>> BEGIN
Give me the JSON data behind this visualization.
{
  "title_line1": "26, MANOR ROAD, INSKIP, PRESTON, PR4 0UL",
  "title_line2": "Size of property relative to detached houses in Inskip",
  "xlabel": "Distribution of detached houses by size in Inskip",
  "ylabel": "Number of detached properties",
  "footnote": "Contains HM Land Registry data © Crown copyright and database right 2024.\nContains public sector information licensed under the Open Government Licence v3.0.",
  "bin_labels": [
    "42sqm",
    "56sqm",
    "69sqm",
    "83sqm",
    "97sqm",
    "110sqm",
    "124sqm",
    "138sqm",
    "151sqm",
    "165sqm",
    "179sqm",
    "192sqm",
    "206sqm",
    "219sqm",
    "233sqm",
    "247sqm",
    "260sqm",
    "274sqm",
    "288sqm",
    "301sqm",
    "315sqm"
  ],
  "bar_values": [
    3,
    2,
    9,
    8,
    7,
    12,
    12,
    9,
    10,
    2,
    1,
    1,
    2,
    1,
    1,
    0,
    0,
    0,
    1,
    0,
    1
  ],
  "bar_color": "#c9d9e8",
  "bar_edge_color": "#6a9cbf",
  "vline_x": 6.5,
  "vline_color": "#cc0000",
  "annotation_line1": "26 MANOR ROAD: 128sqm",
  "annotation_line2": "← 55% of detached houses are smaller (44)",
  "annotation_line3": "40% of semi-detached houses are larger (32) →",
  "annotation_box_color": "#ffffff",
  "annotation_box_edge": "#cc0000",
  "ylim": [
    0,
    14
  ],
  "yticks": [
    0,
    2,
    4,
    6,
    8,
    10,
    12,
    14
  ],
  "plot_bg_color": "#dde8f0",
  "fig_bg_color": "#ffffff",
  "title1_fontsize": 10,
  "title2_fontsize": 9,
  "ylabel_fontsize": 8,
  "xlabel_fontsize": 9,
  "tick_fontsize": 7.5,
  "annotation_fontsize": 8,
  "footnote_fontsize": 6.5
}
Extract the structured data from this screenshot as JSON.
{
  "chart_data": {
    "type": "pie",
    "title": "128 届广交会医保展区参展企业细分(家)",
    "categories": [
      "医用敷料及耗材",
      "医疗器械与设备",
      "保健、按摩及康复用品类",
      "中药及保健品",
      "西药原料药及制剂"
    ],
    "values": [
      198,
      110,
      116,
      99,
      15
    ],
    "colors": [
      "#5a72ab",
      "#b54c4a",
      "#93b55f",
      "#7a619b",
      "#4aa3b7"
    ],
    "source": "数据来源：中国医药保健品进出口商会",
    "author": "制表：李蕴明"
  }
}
>> END
**Set exercise**
Reproduce every line above without error.

**Task answer**
Give me the JSON data behind this visualization.
{
  "title_line1": "26, MANOR ROAD, INSKIP, PRESTON, PR4 0UL",
  "title_line2": "Size of property relative to detached houses in Inskip",
  "xlabel": "Distribution of detached houses by size in Inskip",
  "ylabel": "Number of detached properties",
  "footnote": "Contains HM Land Registry data © Crown copyright and database right 2024.\nContains public sector information licensed under the Open Government Licence v3.0.",
  "bin_labels": [
    "42sqm",
    "56sqm",
    "69sqm",
    "83sqm",
    "97sqm",
    "110sqm",
    "124sqm",
    "138sqm",
    "151sqm",
    "165sqm",
    "179sqm",
    "192sqm",
    "206sqm",
    "219sqm",
    "233sqm",
    "247sqm",
    "260sqm",
    "274sqm",
    "288sqm",
    "301sqm",
    "315sqm"
  ],
  "bar_values": [
    3,
    2,
    9,
    8,
    7,
    12,
    12,
    9,
    10,
    2,
    1,
    1,
    2,
    1,
    1,
    0,
    0,
    0,
    1,
    0,
    1
  ],
  "bar_color": "#c9d9e8",
  "bar_edge_color": "#6a9cbf",
  "vline_x": 6.5,
  "vline_color": "#cc0000",
  "annotation_line1": "26 MANOR ROAD: 128sqm",
  "annotation_line2": "← 55% of detached houses are smaller (44)",
  "annotation_line3": "40% of semi-detached houses are larger (32) →",
  "annotation_box_color": "#ffffff",
  "annotation_box_edge": "#cc0000",
  "ylim": [
    0,
    14
  ],
  "yticks": [
    0,
    2,
    4,
    6,
    8,
    10,
    12,
    14
  ],
  "plot_bg_color": "#dde8f0",
  "fig_bg_color": "#ffffff",
  "title1_fontsize": 10,
  "title2_fontsize": 9,
  "ylabel_fontsize": 8,
  "xlabel_fontsize": 9,
  "tick_fontsize": 7.5,
  "annotation_fontsize": 8,
  "footnote_fontsize": 6.5
}
Extract the structured data from this screenshot as JSON.
{
  "chart_data": {
    "type": "pie",
    "title": "128 届广交会医保展区参展企业细分(家)",
    "categories": [
      "医用敷料及耗材",
      "医疗器械与设备",
      "保健、按摩及康复用品类",
      "中药及保健品",
      "西药原料药及制剂"
    ],
    "values": [
      198,
      110,
      116,
      99,
      15
    ],
    "colors": [
      "#5a72ab",
      "#b54c4a",
      "#93b55f",
      "#7a619b",
      "#4aa3b7"
    ],
    "source": "数据来源：中国医药保健品进出口商会",
    "author": "制表：李蕴明"
  }
}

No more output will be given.